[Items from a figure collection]
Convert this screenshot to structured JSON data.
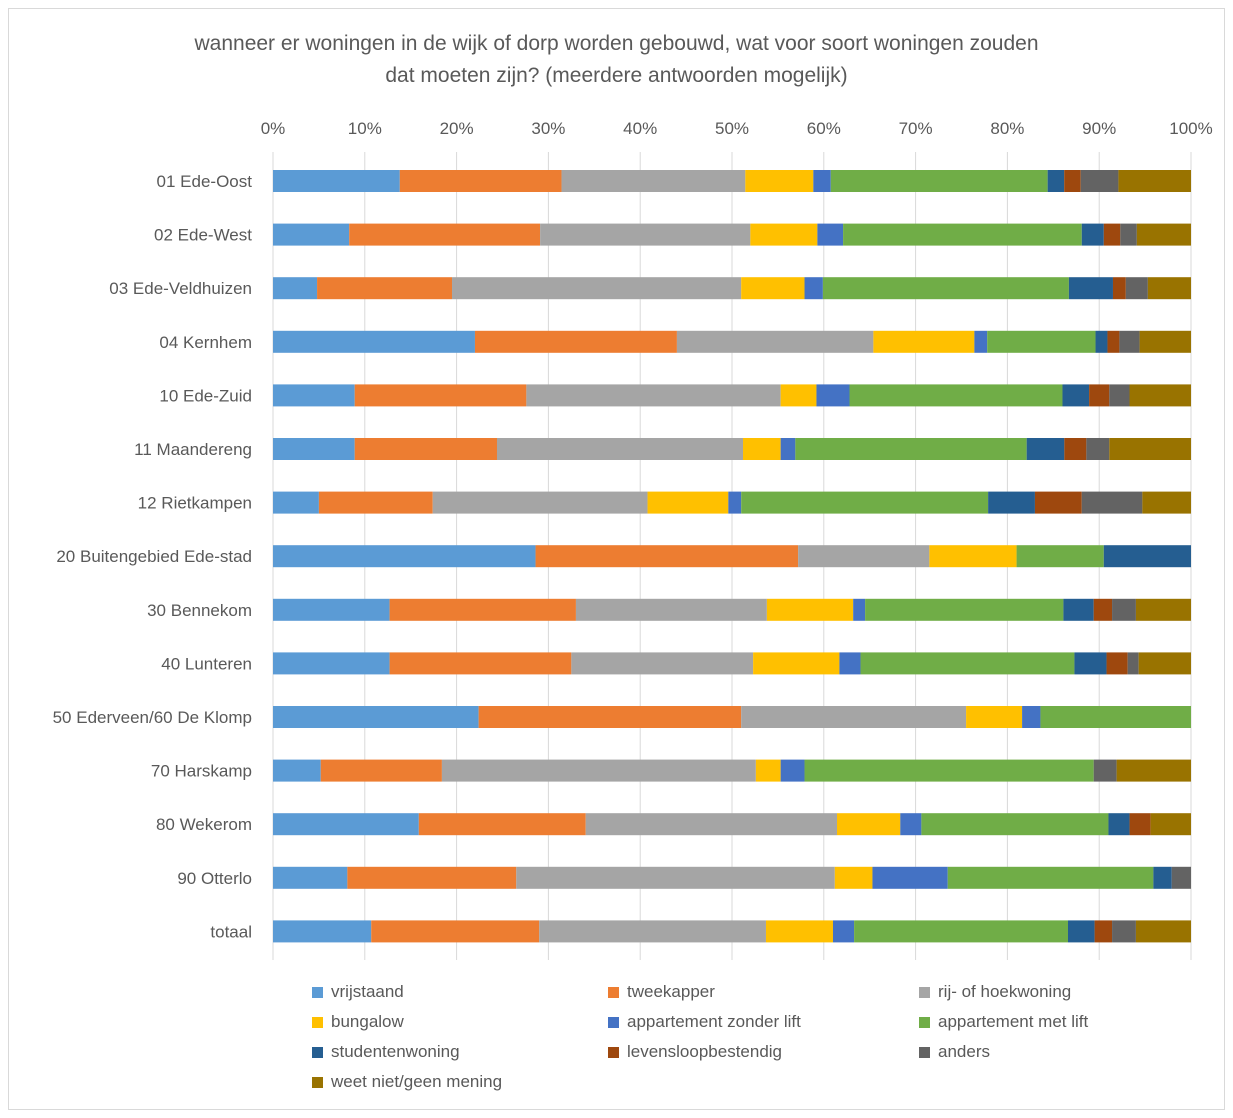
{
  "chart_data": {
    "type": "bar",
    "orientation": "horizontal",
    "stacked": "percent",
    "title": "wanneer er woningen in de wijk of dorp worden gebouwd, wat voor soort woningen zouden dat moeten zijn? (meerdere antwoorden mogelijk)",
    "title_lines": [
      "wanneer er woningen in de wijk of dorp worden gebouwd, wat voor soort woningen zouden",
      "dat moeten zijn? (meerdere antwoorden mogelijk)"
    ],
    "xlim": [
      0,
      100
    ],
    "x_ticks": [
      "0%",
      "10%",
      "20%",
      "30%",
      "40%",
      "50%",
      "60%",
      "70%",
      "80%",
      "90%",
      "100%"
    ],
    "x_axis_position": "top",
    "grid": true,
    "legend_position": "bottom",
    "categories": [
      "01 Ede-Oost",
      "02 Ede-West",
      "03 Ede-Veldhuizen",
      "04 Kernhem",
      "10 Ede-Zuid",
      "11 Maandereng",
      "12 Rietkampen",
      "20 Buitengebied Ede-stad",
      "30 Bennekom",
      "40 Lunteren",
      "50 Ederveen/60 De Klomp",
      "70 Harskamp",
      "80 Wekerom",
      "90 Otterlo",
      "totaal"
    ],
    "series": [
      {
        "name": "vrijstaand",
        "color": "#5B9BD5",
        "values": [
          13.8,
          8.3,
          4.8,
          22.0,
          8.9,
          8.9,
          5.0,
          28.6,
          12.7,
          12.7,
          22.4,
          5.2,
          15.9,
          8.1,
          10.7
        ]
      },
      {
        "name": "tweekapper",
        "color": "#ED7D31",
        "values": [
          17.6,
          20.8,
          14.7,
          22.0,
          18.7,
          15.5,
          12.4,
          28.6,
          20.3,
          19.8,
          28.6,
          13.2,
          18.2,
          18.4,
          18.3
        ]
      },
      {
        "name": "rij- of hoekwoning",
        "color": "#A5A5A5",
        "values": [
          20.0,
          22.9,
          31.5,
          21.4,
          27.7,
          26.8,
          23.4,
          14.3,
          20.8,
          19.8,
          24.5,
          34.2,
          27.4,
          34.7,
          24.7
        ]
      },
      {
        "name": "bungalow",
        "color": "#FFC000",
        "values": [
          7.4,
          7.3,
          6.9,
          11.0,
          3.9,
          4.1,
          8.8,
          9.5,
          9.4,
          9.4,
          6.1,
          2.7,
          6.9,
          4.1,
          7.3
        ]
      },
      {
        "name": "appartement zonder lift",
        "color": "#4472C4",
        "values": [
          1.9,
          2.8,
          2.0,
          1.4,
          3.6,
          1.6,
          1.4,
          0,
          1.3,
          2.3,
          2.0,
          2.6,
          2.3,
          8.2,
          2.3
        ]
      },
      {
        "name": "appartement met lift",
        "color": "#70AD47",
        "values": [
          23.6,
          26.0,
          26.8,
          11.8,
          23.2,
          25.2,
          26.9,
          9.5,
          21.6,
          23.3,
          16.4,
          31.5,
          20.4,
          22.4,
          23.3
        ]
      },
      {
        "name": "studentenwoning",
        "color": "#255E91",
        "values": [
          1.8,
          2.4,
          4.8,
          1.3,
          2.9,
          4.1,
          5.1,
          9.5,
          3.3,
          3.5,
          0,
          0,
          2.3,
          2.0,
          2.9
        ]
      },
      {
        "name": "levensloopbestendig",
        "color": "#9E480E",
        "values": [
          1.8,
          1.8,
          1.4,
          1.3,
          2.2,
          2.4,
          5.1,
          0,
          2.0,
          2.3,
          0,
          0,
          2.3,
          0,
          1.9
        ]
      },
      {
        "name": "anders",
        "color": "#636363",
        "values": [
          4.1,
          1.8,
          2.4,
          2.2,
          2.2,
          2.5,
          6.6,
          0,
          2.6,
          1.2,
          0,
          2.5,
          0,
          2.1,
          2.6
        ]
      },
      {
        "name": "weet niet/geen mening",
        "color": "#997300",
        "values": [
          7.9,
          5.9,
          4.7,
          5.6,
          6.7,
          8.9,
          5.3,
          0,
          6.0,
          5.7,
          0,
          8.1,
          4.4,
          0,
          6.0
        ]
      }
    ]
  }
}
---
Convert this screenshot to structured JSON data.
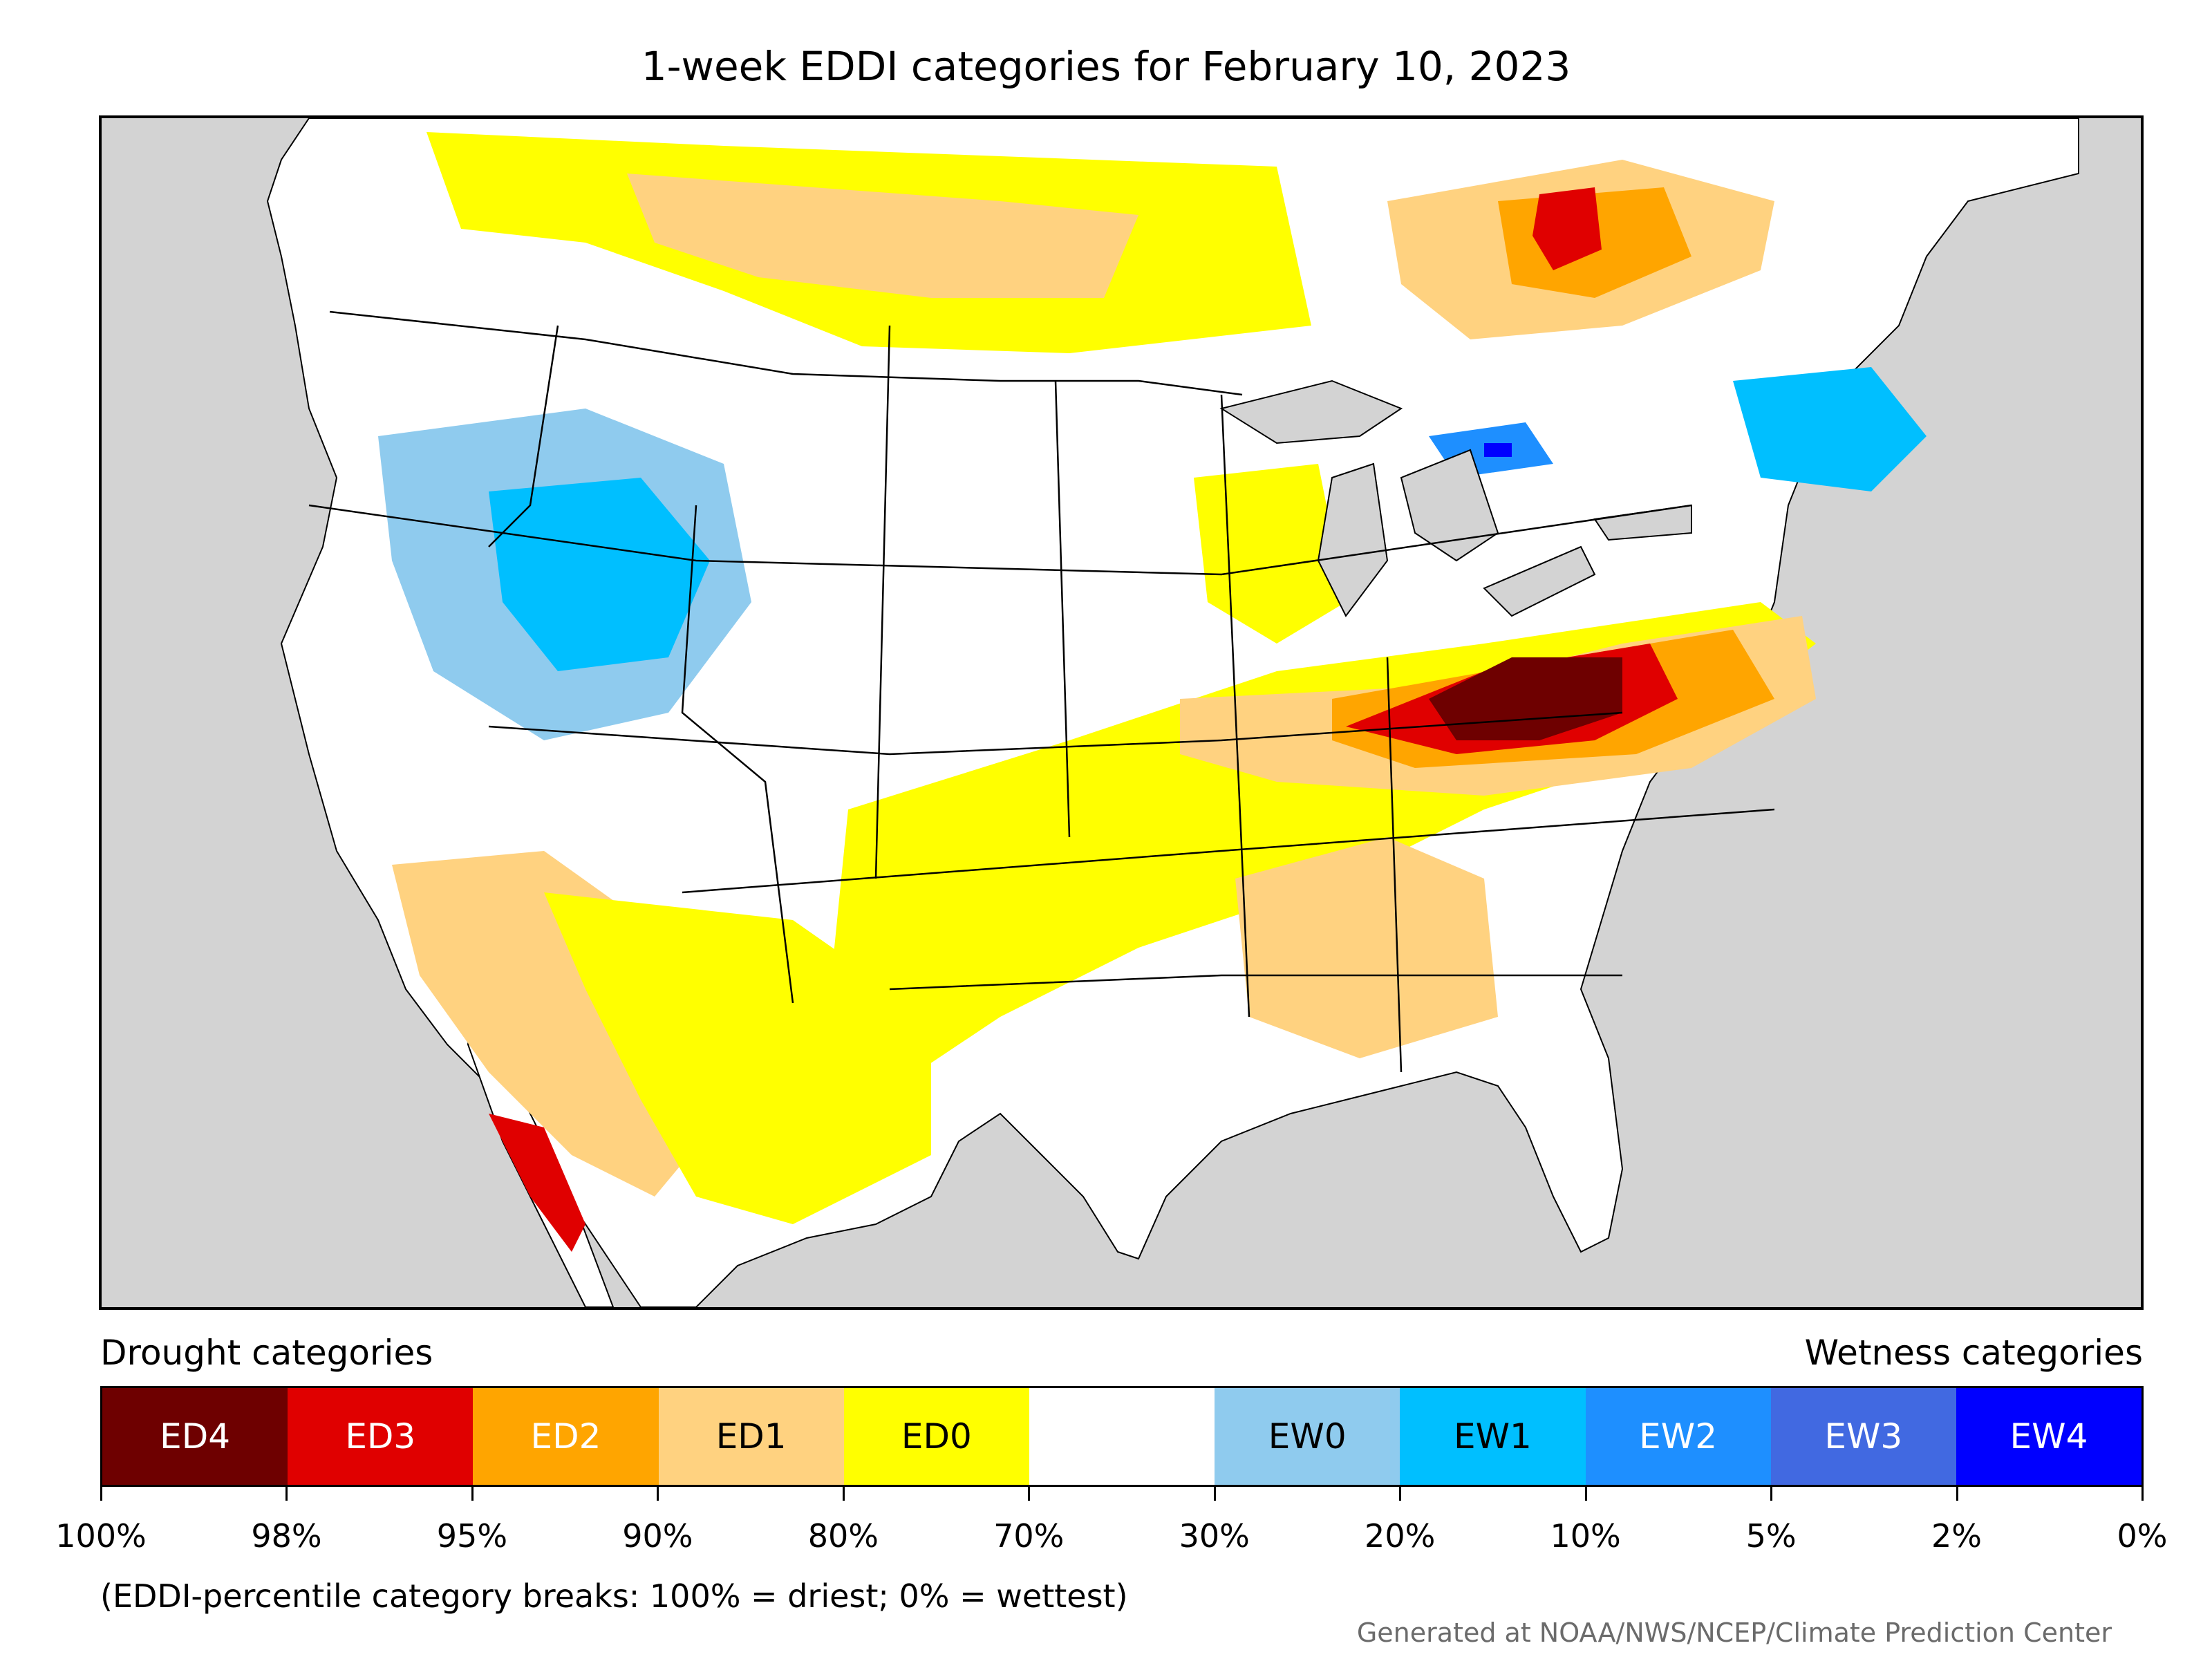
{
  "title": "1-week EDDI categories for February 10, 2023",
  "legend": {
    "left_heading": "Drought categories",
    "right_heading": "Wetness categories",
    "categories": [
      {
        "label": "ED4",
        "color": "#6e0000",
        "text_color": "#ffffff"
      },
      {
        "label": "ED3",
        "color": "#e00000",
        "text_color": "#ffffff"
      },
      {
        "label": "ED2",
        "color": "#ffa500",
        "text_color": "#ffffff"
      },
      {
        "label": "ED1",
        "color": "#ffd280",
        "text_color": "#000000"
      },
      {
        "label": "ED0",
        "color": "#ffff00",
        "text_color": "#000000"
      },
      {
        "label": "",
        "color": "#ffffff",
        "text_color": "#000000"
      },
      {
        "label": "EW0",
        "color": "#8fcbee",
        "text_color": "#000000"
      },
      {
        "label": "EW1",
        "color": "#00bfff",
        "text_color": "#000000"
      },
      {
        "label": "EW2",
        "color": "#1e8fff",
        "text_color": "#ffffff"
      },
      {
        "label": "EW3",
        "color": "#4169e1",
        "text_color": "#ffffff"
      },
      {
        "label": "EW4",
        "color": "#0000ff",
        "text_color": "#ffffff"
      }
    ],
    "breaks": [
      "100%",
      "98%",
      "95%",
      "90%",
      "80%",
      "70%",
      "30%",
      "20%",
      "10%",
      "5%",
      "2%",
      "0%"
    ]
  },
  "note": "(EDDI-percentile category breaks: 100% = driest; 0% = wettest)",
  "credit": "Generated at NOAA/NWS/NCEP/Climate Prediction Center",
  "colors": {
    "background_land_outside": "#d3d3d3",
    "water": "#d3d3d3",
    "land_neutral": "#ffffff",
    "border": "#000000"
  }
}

■ **Aim of the exercise**
Find the string "wijk" in the records, then copy each line where it occurs.

■ **Answer to the problem**
    "title": "wanneer er woningen in de wijk of dorp worden gebouwd, wat voor soort woningen zouden dat moeten zijn? (meerdere antwoorden mogelijk)",
      "wanneer er woningen in de wijk of dorp worden gebouwd, wat voor soort woningen zouden",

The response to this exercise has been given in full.